■ Excerpt provided
*** Begin section ***

In August 2019, Ayre signed with the Adelaide 36ers of the National Basketball League (NBL) as a development player. He appeared in two games for the 36ers during the 2019–20 NBL season.

On 6 September 2020, Ayre signed with BC Mažeikiai of the Lithuanian Basketball League. Due to family reasons, he left the team and returned to Australia on 22 November 2020. In eight games during the 2020–21 LKL season, he averaged 9.3 points, 2.4 rebounds and 2.6 assists per game.

Ayre joined the Knox Raiders of the NBL1 South for the 2021 season. In 11 games, he averaged 12.0 points, 2.5 rebounds, 3.5 assists and 1.4 steals per game.

*** End section ***

■ Data to examine
*** Begin section ***

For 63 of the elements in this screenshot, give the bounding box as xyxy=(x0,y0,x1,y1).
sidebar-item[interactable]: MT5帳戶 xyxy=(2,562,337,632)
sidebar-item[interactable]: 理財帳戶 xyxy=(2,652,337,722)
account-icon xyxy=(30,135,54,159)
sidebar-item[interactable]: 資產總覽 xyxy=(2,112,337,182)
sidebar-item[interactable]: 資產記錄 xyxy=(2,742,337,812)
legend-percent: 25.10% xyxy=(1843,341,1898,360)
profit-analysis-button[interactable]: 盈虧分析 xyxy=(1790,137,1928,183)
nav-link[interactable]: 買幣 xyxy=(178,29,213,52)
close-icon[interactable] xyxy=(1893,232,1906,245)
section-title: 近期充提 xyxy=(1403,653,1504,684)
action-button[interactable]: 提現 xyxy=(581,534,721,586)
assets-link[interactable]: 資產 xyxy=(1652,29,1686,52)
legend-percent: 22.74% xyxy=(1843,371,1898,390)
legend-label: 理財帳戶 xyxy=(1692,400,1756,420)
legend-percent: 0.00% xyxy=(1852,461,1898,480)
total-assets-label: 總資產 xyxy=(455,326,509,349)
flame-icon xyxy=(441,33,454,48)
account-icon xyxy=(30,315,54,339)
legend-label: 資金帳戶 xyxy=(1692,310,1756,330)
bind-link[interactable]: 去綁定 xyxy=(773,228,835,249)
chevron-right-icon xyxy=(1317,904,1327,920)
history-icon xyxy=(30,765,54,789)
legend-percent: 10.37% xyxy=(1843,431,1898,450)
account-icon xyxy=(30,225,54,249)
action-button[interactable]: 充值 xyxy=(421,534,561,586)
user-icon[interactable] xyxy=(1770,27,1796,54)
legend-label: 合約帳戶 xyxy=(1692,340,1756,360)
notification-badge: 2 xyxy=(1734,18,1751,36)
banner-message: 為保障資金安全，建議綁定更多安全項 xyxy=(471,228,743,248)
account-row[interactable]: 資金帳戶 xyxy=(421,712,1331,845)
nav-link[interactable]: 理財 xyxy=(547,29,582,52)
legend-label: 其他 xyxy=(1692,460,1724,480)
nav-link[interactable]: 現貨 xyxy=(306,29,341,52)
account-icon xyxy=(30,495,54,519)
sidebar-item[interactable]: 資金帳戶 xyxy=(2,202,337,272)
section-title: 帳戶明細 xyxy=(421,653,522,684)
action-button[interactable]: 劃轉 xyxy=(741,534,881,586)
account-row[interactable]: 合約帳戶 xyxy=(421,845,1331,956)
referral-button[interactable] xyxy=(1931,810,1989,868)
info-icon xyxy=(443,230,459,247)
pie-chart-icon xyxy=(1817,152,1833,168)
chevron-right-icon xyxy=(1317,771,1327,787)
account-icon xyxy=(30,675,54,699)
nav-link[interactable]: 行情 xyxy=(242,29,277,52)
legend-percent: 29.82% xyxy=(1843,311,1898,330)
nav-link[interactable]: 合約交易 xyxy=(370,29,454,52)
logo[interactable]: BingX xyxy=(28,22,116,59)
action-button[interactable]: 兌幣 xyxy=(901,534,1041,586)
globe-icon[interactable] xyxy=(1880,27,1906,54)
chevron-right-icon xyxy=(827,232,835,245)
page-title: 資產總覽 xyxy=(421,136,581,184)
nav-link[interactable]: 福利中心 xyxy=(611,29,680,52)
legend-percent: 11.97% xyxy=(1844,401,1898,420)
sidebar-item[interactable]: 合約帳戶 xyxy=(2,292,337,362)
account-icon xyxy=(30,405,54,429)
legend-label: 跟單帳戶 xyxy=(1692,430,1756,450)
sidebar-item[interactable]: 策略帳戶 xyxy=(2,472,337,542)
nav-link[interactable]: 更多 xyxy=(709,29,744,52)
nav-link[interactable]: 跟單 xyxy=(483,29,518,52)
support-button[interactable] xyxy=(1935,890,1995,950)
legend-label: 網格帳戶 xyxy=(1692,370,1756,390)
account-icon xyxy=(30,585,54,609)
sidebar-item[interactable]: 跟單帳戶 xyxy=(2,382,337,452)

*** End section ***

■ What is expected
In the excerpt on Ayre's basketball career, on what date did he leave BC Mažeikiai and return to Australia?

■ Output of the exercise
22 November 2020